Task to carry out — Every line below should be repeated exactly.

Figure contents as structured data
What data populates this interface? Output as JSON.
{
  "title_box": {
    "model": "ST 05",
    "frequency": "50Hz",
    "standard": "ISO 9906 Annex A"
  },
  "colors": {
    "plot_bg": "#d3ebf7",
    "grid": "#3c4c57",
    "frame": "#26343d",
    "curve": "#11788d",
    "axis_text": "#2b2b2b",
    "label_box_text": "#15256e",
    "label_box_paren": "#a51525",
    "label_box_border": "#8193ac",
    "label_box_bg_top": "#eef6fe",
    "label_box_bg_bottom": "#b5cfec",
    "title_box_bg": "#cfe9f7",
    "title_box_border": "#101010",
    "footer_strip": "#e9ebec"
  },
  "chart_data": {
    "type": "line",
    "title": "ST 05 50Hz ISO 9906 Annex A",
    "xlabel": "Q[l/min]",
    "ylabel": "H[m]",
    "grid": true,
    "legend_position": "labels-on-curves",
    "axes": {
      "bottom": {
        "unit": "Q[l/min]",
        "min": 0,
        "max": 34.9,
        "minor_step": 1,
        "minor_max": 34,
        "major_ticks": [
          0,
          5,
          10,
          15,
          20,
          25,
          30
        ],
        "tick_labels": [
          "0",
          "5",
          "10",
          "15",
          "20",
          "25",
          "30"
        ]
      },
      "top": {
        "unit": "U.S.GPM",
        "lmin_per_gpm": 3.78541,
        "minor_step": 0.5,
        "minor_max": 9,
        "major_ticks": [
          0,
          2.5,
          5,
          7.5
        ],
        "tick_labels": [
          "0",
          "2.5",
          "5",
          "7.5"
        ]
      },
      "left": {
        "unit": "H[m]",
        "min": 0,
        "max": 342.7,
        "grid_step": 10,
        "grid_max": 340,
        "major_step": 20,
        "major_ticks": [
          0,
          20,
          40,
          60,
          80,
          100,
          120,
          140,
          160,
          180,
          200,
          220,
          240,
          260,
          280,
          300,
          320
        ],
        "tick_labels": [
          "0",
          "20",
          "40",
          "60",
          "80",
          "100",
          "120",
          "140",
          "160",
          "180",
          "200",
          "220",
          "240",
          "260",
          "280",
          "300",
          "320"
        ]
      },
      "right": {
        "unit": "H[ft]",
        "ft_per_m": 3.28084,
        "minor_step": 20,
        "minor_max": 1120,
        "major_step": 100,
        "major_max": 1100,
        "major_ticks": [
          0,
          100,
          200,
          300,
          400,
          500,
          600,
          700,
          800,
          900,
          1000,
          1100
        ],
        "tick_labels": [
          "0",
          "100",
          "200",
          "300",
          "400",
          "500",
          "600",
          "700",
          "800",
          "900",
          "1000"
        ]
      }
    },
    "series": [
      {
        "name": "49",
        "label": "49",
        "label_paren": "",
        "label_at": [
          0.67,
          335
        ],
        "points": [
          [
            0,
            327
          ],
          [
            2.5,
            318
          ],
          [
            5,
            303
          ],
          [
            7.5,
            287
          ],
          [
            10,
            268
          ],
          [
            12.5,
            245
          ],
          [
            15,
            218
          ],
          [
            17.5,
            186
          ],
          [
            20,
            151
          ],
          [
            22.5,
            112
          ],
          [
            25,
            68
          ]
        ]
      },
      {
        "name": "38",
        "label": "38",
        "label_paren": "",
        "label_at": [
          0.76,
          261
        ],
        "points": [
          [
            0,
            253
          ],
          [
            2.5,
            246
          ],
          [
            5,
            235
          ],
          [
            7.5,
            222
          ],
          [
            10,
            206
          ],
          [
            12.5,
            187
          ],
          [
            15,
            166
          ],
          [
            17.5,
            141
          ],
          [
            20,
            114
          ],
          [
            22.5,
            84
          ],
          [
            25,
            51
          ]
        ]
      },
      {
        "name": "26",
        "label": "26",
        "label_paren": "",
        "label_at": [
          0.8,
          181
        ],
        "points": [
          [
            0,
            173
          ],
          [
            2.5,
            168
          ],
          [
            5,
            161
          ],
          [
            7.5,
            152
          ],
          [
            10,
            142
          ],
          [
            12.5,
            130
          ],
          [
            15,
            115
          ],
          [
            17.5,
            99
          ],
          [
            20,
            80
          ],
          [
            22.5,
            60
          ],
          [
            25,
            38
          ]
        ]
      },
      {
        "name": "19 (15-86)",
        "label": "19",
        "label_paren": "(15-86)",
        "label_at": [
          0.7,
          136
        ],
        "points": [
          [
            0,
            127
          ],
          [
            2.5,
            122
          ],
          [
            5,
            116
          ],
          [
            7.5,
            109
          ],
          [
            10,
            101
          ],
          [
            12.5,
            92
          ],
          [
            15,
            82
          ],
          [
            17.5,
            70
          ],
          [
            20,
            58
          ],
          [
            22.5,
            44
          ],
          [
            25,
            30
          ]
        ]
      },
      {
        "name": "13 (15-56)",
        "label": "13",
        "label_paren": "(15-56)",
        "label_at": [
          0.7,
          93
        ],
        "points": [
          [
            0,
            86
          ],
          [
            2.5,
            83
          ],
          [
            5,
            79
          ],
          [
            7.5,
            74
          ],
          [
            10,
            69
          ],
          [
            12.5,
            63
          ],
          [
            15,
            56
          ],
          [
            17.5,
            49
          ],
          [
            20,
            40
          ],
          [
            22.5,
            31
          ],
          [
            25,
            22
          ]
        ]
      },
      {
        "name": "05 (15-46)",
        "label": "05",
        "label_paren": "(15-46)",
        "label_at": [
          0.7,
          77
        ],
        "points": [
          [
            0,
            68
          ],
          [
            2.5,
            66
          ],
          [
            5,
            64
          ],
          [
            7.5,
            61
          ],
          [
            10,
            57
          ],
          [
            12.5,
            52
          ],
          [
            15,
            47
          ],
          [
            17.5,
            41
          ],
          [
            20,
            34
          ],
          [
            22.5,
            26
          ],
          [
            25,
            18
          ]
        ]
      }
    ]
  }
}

The output —
What data populates this interface? Output as JSON.
{
  "title_box": {
    "model": "ST 05",
    "frequency": "50Hz",
    "standard": "ISO 9906 Annex A"
  },
  "colors": {
    "plot_bg": "#d3ebf7",
    "grid": "#3c4c57",
    "frame": "#26343d",
    "curve": "#11788d",
    "axis_text": "#2b2b2b",
    "label_box_text": "#15256e",
    "label_box_paren": "#a51525",
    "label_box_border": "#8193ac",
    "label_box_bg_top": "#eef6fe",
    "label_box_bg_bottom": "#b5cfec",
    "title_box_bg": "#cfe9f7",
    "title_box_border": "#101010",
    "footer_strip": "#e9ebec"
  },
  "chart_data": {
    "type": "line",
    "title": "ST 05 50Hz ISO 9906 Annex A",
    "xlabel": "Q[l/min]",
    "ylabel": "H[m]",
    "grid": true,
    "legend_position": "labels-on-curves",
    "axes": {
      "bottom": {
        "unit": "Q[l/min]",
        "min": 0,
        "max": 34.9,
        "minor_step": 1,
        "minor_max": 34,
        "major_ticks": [
          0,
          5,
          10,
          15,
          20,
          25,
          30
        ],
        "tick_labels": [
          "0",
          "5",
          "10",
          "15",
          "20",
          "25",
          "30"
        ]
      },
      "top": {
        "unit": "U.S.GPM",
        "lmin_per_gpm": 3.78541,
        "minor_step": 0.5,
        "minor_max": 9,
        "major_ticks": [
          0,
          2.5,
          5,
          7.5
        ],
        "tick_labels": [
          "0",
          "2.5",
          "5",
          "7.5"
        ]
      },
      "left": {
        "unit": "H[m]",
        "min": 0,
        "max": 342.7,
        "grid_step": 10,
        "grid_max": 340,
        "major_step": 20,
        "major_ticks": [
          0,
          20,
          40,
          60,
          80,
          100,
          120,
          140,
          160,
          180,
          200,
          220,
          240,
          260,
          280,
          300,
          320
        ],
        "tick_labels": [
          "0",
          "20",
          "40",
          "60",
          "80",
          "100",
          "120",
          "140",
          "160",
          "180",
          "200",
          "220",
          "240",
          "260",
          "280",
          "300",
          "320"
        ]
      },
      "right": {
        "unit": "H[ft]",
        "ft_per_m": 3.28084,
        "minor_step": 20,
        "minor_max": 1120,
        "major_step": 100,
        "major_max": 1100,
        "major_ticks": [
          0,
          100,
          200,
          300,
          400,
          500,
          600,
          700,
          800,
          900,
          1000,
          1100
        ],
        "tick_labels": [
          "0",
          "100",
          "200",
          "300",
          "400",
          "500",
          "600",
          "700",
          "800",
          "900",
          "1000"
        ]
      }
    },
    "series": [
      {
        "name": "49",
        "label": "49",
        "label_paren": "",
        "label_at": [
          0.67,
          335
        ],
        "points": [
          [
            0,
            327
          ],
          [
            2.5,
            318
          ],
          [
            5,
            303
          ],
          [
            7.5,
            287
          ],
          [
            10,
            268
          ],
          [
            12.5,
            245
          ],
          [
            15,
            218
          ],
          [
            17.5,
            186
          ],
          [
            20,
            151
          ],
          [
            22.5,
            112
          ],
          [
            25,
            68
          ]
        ]
      },
      {
        "name": "38",
        "label": "38",
        "label_paren": "",
        "label_at": [
          0.76,
          261
        ],
        "points": [
          [
            0,
            253
          ],
          [
            2.5,
            246
          ],
          [
            5,
            235
          ],
          [
            7.5,
            222
          ],
          [
            10,
            206
          ],
          [
            12.5,
            187
          ],
          [
            15,
            166
          ],
          [
            17.5,
            141
          ],
          [
            20,
            114
          ],
          [
            22.5,
            84
          ],
          [
            25,
            51
          ]
        ]
      },
      {
        "name": "26",
        "label": "26",
        "label_paren": "",
        "label_at": [
          0.8,
          181
        ],
        "points": [
          [
            0,
            173
          ],
          [
            2.5,
            168
          ],
          [
            5,
            161
          ],
          [
            7.5,
            152
          ],
          [
            10,
            142
          ],
          [
            12.5,
            130
          ],
          [
            15,
            115
          ],
          [
            17.5,
            99
          ],
          [
            20,
            80
          ],
          [
            22.5,
            60
          ],
          [
            25,
            38
          ]
        ]
      },
      {
        "name": "19 (15-86)",
        "label": "19",
        "label_paren": "(15-86)",
        "label_at": [
          0.7,
          136
        ],
        "points": [
          [
            0,
            127
          ],
          [
            2.5,
            122
          ],
          [
            5,
            116
          ],
          [
            7.5,
            109
          ],
          [
            10,
            101
          ],
          [
            12.5,
            92
          ],
          [
            15,
            82
          ],
          [
            17.5,
            70
          ],
          [
            20,
            58
          ],
          [
            22.5,
            44
          ],
          [
            25,
            30
          ]
        ]
      },
      {
        "name": "13 (15-56)",
        "label": "13",
        "label_paren": "(15-56)",
        "label_at": [
          0.7,
          93
        ],
        "points": [
          [
            0,
            86
          ],
          [
            2.5,
            83
          ],
          [
            5,
            79
          ],
          [
            7.5,
            74
          ],
          [
            10,
            69
          ],
          [
            12.5,
            63
          ],
          [
            15,
            56
          ],
          [
            17.5,
            49
          ],
          [
            20,
            40
          ],
          [
            22.5,
            31
          ],
          [
            25,
            22
          ]
        ]
      },
      {
        "name": "05 (15-46)",
        "label": "05",
        "label_paren": "(15-46)",
        "label_at": [
          0.7,
          77
        ],
        "points": [
          [
            0,
            68
          ],
          [
            2.5,
            66
          ],
          [
            5,
            64
          ],
          [
            7.5,
            61
          ],
          [
            10,
            57
          ],
          [
            12.5,
            52
          ],
          [
            15,
            47
          ],
          [
            17.5,
            41
          ],
          [
            20,
            34
          ],
          [
            22.5,
            26
          ],
          [
            25,
            18
          ]
        ]
      }
    ]
  }
}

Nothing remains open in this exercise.